■ **GIVEN PROBLEM**
Repeat exactly each line of the data provided below.

■ **INPUT FOR THIS TASK**
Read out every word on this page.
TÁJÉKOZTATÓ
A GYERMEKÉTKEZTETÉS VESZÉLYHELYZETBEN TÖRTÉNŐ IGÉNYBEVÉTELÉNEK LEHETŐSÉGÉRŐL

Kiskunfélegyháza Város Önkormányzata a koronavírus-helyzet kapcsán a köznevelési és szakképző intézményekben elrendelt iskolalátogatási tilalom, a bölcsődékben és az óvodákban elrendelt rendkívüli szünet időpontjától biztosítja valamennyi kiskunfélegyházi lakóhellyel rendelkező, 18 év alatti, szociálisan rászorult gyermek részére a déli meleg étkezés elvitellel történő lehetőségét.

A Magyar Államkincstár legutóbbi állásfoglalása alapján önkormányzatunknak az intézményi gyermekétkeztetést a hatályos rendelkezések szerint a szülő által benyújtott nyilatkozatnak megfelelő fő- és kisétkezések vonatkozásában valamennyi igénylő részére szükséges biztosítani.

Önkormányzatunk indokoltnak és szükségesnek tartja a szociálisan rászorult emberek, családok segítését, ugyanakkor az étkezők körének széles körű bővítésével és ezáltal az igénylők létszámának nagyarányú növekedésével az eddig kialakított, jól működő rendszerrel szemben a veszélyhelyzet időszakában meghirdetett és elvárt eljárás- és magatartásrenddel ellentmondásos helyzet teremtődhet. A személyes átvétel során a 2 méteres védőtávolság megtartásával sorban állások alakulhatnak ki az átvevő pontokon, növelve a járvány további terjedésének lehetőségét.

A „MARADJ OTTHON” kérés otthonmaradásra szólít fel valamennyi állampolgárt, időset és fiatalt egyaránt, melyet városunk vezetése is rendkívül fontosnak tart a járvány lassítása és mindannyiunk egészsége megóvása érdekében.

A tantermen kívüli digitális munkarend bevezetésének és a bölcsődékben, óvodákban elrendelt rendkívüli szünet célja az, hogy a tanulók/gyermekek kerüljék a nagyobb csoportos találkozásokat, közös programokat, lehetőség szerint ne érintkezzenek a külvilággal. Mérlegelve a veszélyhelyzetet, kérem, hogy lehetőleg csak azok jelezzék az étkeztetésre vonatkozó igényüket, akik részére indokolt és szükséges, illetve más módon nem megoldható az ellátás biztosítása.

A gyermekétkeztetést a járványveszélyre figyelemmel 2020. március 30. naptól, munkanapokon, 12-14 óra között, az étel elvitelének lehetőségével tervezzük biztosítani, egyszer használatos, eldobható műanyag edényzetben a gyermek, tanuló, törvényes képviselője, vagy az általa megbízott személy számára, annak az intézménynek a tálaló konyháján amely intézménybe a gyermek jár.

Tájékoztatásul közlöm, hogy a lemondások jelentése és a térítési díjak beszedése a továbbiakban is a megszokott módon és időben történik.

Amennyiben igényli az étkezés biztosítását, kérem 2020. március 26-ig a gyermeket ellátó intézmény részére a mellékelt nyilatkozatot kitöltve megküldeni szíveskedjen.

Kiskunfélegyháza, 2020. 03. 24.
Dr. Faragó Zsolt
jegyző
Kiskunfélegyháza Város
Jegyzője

■ **WORKED ANSWER**
Read out every word on this page.
TÁJÉKOZTATÓ
A GYERMEKÉTKEZTETÉS VESZÉLYHELYZETBEN TÖRTÉNŐ IGÉNYBEVÉTELÉNEK LEHETŐSÉGÉRŐL

Kiskunfélegyháza Város Önkormányzata a koronavírus-helyzet kapcsán a köznevelési és szakképző intézményekben elrendelt iskolalátogatási tilalom, a bölcsődékben és az óvodákban elrendelt rendkívüli szünet időpontjától biztosítja valamennyi kiskunfélegyházi lakóhellyel rendelkező, 18 év alatti, szociálisan rászorult gyermek részére a déli meleg étkezés elvitellel történő lehetőségét.

A Magyar Államkincstár legutóbbi állásfoglalása alapján önkormányzatunknak az intézményi gyermekétkeztetést a hatályos rendelkezések szerint a szülő által benyújtott nyilatkozatnak megfelelő fő- és kisétkezések vonatkozásában valamennyi igénylő részére szükséges biztosítani.

Önkormányzatunk indokoltnak és szükségesnek tartja a szociálisan rászorult emberek, családok segítését, ugyanakkor az étkezők körének széles körű bővítésével és ezáltal az igénylők létszámának nagyarányú növekedésével az eddig kialakított, jól működő rendszerrel szemben a veszélyhelyzet időszakában meghirdetett és elvárt eljárás- és magatartásrenddel ellentmondásos helyzet teremtődhet. A személyes átvétel során a 2 méteres védőtávolság megtartásával sorban állások alakulhatnak ki az átvevő pontokon, növelve a járvány további terjedésének lehetőségét.

A „MARADJ OTTHON” kérés otthonmaradásra szólít fel valamennyi állampolgárt, időset és fiatalt egyaránt, melyet városunk vezetése is rendkívül fontosnak tart a járvány lassítása és mindannyiunk egészsége megóvása érdekében.

A tantermen kívüli digitális munkarend bevezetésének és a bölcsődékben, óvodákban elrendelt rendkívüli szünet célja az, hogy a tanulók/gyermekek kerüljék a nagyobb csoportos találkozásokat, közös programokat, lehetőség szerint ne érintkezzenek a külvilággal. Mérlegelve a veszélyhelyzetet, kérem, hogy lehetőleg csak azok jelezzék az étkeztetésre vonatkozó igényüket, akik részére indokolt és szükséges, illetve más módon nem megoldható az ellátás biztosítása.

A gyermekétkeztetést a járványveszélyre figyelemmel 2020. március 30. naptól, munkanapokon, 12-14 óra között, az étel elvitelének lehetőségével tervezzük biztosítani, egyszer használatos, eldobható műanyag edényzetben a gyermek, tanuló, törvényes képviselője, vagy az általa megbízott személy számára, annak az intézménynek a tálaló konyháján amely intézménybe a gyermek jár.

Tájékoztatásul közlöm, hogy a lemondások jelentése és a térítési díjak beszedése a továbbiakban is a megszokott módon és időben történik.

Amennyiben igényli az étkezés biztosítását, kérem 2020. március 26-ig a gyermeket ellátó intézmény részére a mellékelt nyilatkozatot kitöltve megküldeni szíveskedjen.

Kiskunfélegyháza, 2020. 03. 24.
Dr. Faragó Zsolt
jegyző
Kiskunfélegyháza Város
Jegyzője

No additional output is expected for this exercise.